## Start Provided records

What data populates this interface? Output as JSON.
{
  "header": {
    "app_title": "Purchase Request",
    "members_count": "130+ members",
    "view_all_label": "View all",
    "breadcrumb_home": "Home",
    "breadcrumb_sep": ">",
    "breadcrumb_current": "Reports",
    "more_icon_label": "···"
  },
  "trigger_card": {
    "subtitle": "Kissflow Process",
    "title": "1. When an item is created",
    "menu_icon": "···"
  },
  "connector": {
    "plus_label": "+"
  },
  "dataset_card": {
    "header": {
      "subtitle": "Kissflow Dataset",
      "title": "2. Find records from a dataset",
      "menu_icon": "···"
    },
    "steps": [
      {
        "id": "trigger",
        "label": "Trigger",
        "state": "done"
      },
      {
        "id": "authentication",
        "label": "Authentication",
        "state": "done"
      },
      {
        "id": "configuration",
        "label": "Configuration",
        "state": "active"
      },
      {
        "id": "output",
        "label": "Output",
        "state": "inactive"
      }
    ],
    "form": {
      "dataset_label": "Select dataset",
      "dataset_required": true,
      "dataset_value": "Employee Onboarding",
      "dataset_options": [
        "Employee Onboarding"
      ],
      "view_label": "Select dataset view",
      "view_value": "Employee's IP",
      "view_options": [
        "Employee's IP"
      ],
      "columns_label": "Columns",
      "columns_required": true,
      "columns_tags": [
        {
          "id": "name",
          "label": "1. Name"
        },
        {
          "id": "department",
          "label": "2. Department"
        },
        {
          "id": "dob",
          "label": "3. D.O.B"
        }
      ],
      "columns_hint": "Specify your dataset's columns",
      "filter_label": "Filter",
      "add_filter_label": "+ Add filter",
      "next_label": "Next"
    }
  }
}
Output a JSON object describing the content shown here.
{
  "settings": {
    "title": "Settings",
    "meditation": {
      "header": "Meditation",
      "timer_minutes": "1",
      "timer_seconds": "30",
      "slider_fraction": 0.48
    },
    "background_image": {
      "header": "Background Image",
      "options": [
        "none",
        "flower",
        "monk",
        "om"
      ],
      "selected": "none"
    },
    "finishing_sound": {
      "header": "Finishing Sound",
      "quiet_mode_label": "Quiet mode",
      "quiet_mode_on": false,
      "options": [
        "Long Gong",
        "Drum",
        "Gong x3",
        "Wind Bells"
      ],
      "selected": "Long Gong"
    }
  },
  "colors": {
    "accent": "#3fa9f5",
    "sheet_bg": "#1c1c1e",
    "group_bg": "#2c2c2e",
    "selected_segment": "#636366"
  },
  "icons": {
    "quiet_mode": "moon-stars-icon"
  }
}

## End Provided records

What the exercise asks
Copy every line of the records word for word.

Answer to this task
What data populates this interface? Output as JSON.
{
  "header": {
    "app_title": "Purchase Request",
    "members_count": "130+ members",
    "view_all_label": "View all",
    "breadcrumb_home": "Home",
    "breadcrumb_sep": ">",
    "breadcrumb_current": "Reports",
    "more_icon_label": "···"
  },
  "trigger_card": {
    "subtitle": "Kissflow Process",
    "title": "1. When an item is created",
    "menu_icon": "···"
  },
  "connector": {
    "plus_label": "+"
  },
  "dataset_card": {
    "header": {
      "subtitle": "Kissflow Dataset",
      "title": "2. Find records from a dataset",
      "menu_icon": "···"
    },
    "steps": [
      {
        "id": "trigger",
        "label": "Trigger",
        "state": "done"
      },
      {
        "id": "authentication",
        "label": "Authentication",
        "state": "done"
      },
      {
        "id": "configuration",
        "label": "Configuration",
        "state": "active"
      },
      {
        "id": "output",
        "label": "Output",
        "state": "inactive"
      }
    ],
    "form": {
      "dataset_label": "Select dataset",
      "dataset_required": true,
      "dataset_value": "Employee Onboarding",
      "dataset_options": [
        "Employee Onboarding"
      ],
      "view_label": "Select dataset view",
      "view_value": "Employee's IP",
      "view_options": [
        "Employee's IP"
      ],
      "columns_label": "Columns",
      "columns_required": true,
      "columns_tags": [
        {
          "id": "name",
          "label": "1. Name"
        },
        {
          "id": "department",
          "label": "2. Department"
        },
        {
          "id": "dob",
          "label": "3. D.O.B"
        }
      ],
      "columns_hint": "Specify your dataset's columns",
      "filter_label": "Filter",
      "add_filter_label": "+ Add filter",
      "next_label": "Next"
    }
  }
}
Output a JSON object describing the content shown here.
{
  "settings": {
    "title": "Settings",
    "meditation": {
      "header": "Meditation",
      "timer_minutes": "1",
      "timer_seconds": "30",
      "slider_fraction": 0.48
    },
    "background_image": {
      "header": "Background Image",
      "options": [
        "none",
        "flower",
        "monk",
        "om"
      ],
      "selected": "none"
    },
    "finishing_sound": {
      "header": "Finishing Sound",
      "quiet_mode_label": "Quiet mode",
      "quiet_mode_on": false,
      "options": [
        "Long Gong",
        "Drum",
        "Gong x3",
        "Wind Bells"
      ],
      "selected": "Long Gong"
    }
  },
  "colors": {
    "accent": "#3fa9f5",
    "sheet_bg": "#1c1c1e",
    "group_bg": "#2c2c2e",
    "selected_segment": "#636366"
  },
  "icons": {
    "quiet_mode": "moon-stars-icon"
  }
}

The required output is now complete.